TO DO:
Give the number of lines that hold the string "Advanced". Nothing else is needed.

GIVEN DATA:
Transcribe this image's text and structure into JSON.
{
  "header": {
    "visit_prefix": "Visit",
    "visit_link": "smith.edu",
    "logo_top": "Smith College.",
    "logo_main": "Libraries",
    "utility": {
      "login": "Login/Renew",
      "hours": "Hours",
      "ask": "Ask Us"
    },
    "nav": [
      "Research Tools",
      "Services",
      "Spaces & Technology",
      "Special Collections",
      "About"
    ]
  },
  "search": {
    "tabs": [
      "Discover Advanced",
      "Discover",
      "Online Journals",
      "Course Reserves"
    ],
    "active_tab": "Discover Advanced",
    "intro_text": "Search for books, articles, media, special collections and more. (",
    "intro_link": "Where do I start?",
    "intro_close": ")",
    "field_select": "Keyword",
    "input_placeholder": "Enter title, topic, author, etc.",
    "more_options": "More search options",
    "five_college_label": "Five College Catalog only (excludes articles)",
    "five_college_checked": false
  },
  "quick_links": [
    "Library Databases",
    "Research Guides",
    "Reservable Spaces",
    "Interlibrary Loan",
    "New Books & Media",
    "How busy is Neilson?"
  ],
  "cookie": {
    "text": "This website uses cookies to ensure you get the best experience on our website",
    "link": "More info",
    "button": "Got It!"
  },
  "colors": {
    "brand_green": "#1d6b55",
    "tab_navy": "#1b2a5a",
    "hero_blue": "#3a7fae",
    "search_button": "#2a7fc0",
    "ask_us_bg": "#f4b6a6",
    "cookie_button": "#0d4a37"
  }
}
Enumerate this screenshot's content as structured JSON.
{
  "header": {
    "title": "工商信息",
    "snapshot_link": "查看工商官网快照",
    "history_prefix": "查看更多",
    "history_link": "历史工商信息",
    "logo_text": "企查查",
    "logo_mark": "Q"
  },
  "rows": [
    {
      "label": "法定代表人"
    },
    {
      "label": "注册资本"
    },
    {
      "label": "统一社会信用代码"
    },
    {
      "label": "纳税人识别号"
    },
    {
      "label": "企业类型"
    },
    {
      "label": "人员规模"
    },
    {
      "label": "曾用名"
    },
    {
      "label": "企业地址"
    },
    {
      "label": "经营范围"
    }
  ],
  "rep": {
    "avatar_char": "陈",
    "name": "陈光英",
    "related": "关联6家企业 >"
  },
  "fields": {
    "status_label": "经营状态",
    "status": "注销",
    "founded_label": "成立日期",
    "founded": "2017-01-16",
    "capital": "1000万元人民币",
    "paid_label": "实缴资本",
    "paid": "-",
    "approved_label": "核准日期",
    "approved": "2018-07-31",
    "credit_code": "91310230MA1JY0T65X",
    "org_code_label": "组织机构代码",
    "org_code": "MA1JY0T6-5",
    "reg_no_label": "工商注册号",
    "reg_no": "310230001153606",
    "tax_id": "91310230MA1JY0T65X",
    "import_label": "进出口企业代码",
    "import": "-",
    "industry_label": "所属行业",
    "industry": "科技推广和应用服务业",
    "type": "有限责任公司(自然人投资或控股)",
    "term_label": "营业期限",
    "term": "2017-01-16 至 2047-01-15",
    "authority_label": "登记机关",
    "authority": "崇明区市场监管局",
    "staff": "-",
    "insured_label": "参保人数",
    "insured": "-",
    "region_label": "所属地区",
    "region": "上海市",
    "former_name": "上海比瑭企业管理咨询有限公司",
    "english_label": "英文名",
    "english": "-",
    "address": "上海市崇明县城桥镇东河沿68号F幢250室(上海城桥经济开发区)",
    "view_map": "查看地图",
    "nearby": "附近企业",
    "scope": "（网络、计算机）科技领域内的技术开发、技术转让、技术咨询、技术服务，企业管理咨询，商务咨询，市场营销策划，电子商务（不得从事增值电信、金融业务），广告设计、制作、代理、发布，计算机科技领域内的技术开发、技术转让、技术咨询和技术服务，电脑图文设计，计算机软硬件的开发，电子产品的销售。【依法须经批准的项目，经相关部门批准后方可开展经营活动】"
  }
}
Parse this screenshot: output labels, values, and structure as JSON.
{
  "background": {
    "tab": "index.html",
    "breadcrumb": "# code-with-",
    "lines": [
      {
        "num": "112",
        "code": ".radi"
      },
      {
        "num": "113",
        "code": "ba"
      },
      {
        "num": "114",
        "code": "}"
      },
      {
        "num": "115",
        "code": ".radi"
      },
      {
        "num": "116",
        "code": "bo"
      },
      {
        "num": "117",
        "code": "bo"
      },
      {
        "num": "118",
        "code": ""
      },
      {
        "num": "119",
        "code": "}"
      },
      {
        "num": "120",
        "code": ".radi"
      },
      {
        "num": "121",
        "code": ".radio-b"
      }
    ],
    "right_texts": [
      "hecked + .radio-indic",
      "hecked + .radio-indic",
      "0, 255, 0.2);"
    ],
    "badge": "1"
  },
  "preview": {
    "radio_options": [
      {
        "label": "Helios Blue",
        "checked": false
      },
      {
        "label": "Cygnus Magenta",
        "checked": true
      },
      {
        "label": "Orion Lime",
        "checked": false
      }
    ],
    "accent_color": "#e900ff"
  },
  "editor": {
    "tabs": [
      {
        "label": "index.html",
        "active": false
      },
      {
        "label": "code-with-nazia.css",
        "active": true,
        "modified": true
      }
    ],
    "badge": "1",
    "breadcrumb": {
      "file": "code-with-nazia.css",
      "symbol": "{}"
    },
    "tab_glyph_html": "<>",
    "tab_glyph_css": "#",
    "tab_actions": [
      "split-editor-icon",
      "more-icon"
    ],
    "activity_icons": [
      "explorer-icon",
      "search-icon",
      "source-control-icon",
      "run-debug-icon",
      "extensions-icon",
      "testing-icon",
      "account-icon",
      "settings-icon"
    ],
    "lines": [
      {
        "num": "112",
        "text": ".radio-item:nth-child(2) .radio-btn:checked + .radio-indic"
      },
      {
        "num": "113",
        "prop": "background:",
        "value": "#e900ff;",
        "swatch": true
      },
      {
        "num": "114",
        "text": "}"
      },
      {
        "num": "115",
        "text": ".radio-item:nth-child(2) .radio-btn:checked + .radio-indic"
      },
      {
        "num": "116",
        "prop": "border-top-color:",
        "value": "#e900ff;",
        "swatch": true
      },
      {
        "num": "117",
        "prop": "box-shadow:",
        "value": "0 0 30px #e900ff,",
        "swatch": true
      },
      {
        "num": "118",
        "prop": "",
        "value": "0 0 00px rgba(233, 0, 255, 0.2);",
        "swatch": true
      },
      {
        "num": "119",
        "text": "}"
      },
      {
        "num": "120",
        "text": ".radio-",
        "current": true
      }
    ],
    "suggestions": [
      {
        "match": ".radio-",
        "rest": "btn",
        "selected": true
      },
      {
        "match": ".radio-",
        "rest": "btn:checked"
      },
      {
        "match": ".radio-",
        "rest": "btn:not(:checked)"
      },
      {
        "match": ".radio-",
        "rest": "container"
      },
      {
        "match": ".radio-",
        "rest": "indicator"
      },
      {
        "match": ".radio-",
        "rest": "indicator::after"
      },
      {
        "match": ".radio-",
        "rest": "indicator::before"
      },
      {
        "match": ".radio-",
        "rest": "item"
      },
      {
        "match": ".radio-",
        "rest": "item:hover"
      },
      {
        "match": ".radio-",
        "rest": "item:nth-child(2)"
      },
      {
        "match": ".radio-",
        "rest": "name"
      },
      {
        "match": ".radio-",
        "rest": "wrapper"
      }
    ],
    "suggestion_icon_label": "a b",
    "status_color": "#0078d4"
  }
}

SOLUTION:
2